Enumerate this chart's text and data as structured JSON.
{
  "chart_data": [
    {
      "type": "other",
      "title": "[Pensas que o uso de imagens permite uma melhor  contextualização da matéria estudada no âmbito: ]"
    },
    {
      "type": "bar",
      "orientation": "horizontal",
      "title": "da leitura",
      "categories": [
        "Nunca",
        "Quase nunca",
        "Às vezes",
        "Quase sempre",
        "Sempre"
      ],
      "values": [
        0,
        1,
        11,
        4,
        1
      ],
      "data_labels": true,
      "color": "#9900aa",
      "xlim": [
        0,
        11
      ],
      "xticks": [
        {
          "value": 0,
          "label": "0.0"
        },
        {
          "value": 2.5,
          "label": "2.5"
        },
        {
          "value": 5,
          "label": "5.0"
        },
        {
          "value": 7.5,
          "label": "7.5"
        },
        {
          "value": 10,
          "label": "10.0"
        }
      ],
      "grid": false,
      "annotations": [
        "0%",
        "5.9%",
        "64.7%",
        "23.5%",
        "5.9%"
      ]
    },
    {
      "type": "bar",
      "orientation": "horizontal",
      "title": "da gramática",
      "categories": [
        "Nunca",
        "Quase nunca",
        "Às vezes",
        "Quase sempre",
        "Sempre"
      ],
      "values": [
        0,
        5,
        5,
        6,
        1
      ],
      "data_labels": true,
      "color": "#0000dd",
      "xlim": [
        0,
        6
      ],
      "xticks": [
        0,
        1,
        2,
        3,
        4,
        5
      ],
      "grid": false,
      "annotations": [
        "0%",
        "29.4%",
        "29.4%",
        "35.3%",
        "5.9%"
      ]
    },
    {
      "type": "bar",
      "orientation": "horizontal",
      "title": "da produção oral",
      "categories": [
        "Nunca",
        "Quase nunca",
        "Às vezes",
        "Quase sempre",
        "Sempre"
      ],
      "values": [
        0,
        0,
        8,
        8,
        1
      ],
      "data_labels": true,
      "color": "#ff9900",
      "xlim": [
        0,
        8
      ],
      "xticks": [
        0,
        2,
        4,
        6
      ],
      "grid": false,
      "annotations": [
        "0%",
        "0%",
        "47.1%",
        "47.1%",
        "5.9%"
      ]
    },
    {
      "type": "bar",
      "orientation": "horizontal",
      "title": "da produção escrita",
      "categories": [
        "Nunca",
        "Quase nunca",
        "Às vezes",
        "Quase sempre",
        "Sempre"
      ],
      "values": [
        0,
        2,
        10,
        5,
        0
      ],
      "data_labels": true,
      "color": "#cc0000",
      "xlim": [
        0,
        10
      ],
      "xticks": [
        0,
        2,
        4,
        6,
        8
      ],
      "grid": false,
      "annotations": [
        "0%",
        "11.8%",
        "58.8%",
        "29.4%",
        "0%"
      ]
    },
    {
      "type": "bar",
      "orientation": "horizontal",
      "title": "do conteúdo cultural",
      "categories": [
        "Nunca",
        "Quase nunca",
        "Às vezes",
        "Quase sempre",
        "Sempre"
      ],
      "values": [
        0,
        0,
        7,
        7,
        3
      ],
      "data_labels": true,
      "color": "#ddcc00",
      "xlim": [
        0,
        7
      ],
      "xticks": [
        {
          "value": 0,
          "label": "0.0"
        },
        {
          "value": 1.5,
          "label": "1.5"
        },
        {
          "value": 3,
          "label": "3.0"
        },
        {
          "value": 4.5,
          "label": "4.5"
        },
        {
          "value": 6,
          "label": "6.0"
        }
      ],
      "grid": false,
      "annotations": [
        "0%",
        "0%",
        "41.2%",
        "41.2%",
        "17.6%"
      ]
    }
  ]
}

○ ○ ○ ○

EXERCISE BRIEF — Identify the lines in the records above that contain the word "title", then state how many there are and nothing more.

COMPLETE ANSWER — 6